- [Material for the task]
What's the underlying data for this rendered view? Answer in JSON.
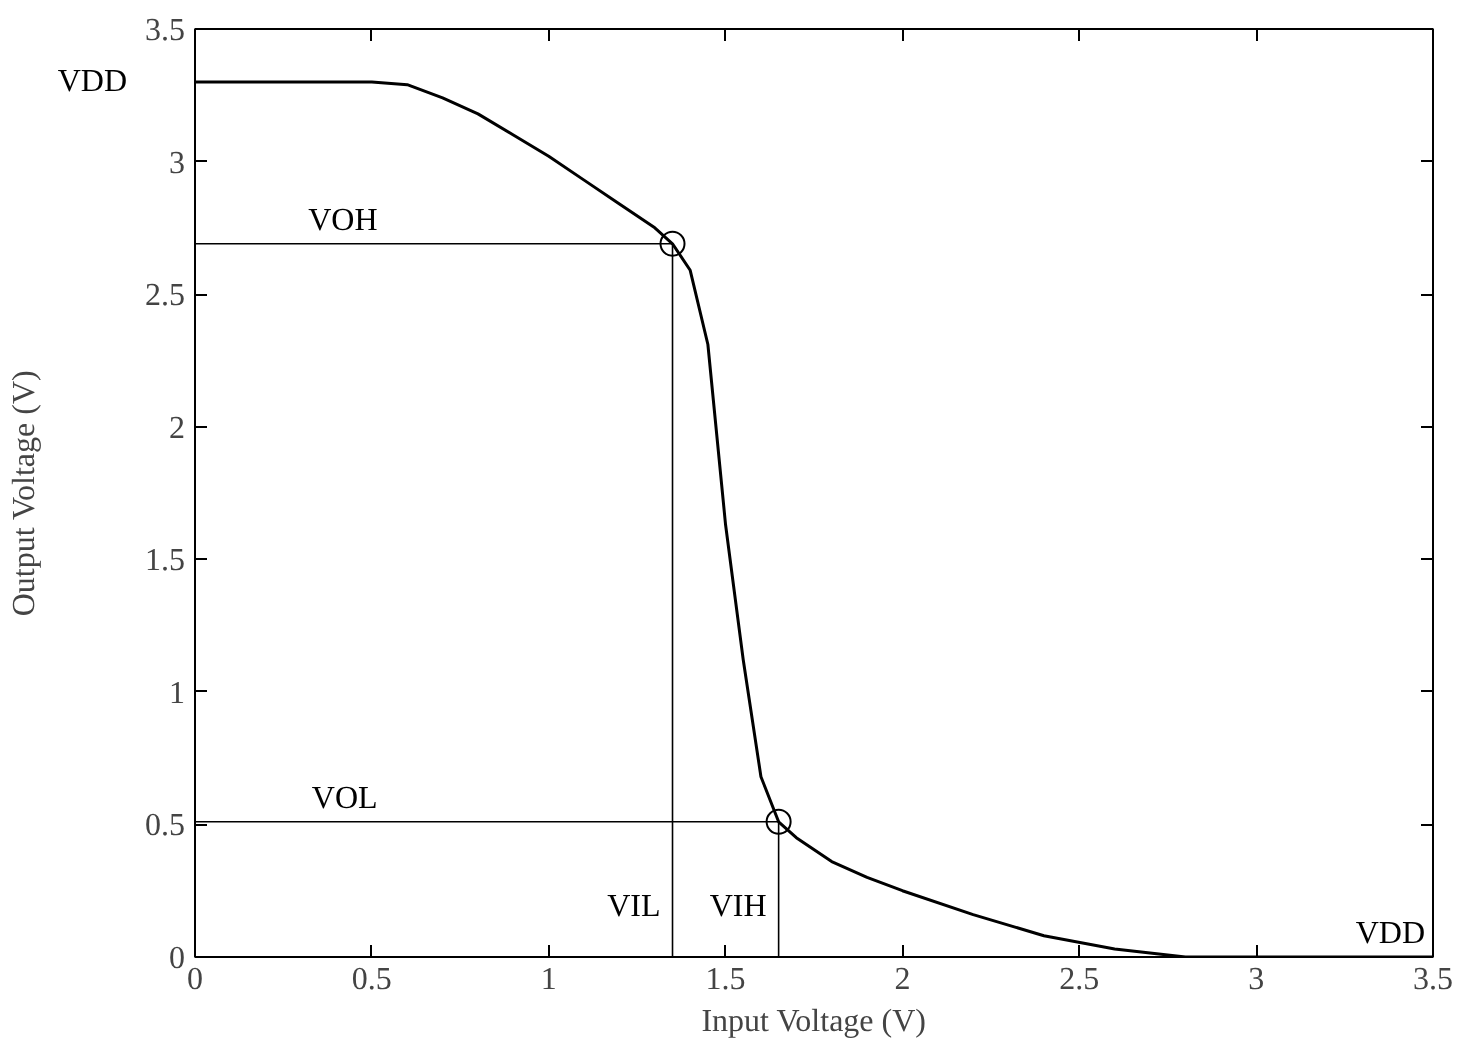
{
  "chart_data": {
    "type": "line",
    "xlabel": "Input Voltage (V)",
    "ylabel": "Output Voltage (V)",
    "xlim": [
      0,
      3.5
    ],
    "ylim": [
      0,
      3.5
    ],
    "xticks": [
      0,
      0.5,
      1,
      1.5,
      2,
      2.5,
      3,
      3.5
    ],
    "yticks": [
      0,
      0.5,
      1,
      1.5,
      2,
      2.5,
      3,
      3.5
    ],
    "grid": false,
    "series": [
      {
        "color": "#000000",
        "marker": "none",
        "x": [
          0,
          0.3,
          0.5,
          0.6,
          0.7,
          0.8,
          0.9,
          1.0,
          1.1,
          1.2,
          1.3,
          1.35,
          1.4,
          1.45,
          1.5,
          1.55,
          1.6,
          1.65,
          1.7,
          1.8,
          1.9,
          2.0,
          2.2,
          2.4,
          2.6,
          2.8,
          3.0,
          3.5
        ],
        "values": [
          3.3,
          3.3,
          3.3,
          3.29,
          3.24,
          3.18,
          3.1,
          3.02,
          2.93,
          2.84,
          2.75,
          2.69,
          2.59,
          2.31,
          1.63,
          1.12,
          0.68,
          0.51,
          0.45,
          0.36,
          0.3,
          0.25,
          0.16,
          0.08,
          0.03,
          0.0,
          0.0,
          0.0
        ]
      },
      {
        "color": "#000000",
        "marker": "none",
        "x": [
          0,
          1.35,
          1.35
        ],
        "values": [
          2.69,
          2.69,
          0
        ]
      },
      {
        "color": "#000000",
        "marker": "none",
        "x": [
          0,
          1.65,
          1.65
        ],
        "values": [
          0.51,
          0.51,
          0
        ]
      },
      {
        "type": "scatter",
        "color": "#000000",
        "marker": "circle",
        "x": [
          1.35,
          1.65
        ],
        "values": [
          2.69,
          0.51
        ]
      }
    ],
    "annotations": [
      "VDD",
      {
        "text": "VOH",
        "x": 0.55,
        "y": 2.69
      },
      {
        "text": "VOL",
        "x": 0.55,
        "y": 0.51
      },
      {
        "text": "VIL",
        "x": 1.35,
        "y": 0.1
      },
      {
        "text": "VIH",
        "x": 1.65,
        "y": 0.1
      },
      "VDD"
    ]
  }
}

- [What is asked]
Write every record out again exactly; no pictures belong in the copy.

- [The response]
What's the underlying data for this rendered view? Answer in JSON.
{
  "chart_data": {
    "type": "line",
    "xlabel": "Input Voltage (V)",
    "ylabel": "Output Voltage (V)",
    "xlim": [
      0,
      3.5
    ],
    "ylim": [
      0,
      3.5
    ],
    "xticks": [
      0,
      0.5,
      1,
      1.5,
      2,
      2.5,
      3,
      3.5
    ],
    "yticks": [
      0,
      0.5,
      1,
      1.5,
      2,
      2.5,
      3,
      3.5
    ],
    "grid": false,
    "series": [
      {
        "color": "#000000",
        "marker": "none",
        "x": [
          0,
          0.3,
          0.5,
          0.6,
          0.7,
          0.8,
          0.9,
          1.0,
          1.1,
          1.2,
          1.3,
          1.35,
          1.4,
          1.45,
          1.5,
          1.55,
          1.6,
          1.65,
          1.7,
          1.8,
          1.9,
          2.0,
          2.2,
          2.4,
          2.6,
          2.8,
          3.0,
          3.5
        ],
        "values": [
          3.3,
          3.3,
          3.3,
          3.29,
          3.24,
          3.18,
          3.1,
          3.02,
          2.93,
          2.84,
          2.75,
          2.69,
          2.59,
          2.31,
          1.63,
          1.12,
          0.68,
          0.51,
          0.45,
          0.36,
          0.3,
          0.25,
          0.16,
          0.08,
          0.03,
          0.0,
          0.0,
          0.0
        ]
      },
      {
        "color": "#000000",
        "marker": "none",
        "x": [
          0,
          1.35,
          1.35
        ],
        "values": [
          2.69,
          2.69,
          0
        ]
      },
      {
        "color": "#000000",
        "marker": "none",
        "x": [
          0,
          1.65,
          1.65
        ],
        "values": [
          0.51,
          0.51,
          0
        ]
      },
      {
        "type": "scatter",
        "color": "#000000",
        "marker": "circle",
        "x": [
          1.35,
          1.65
        ],
        "values": [
          2.69,
          0.51
        ]
      }
    ],
    "annotations": [
      "VDD",
      {
        "text": "VOH",
        "x": 0.55,
        "y": 2.69
      },
      {
        "text": "VOL",
        "x": 0.55,
        "y": 0.51
      },
      {
        "text": "VIL",
        "x": 1.35,
        "y": 0.1
      },
      {
        "text": "VIH",
        "x": 1.65,
        "y": 0.1
      },
      "VDD"
    ]
  }
}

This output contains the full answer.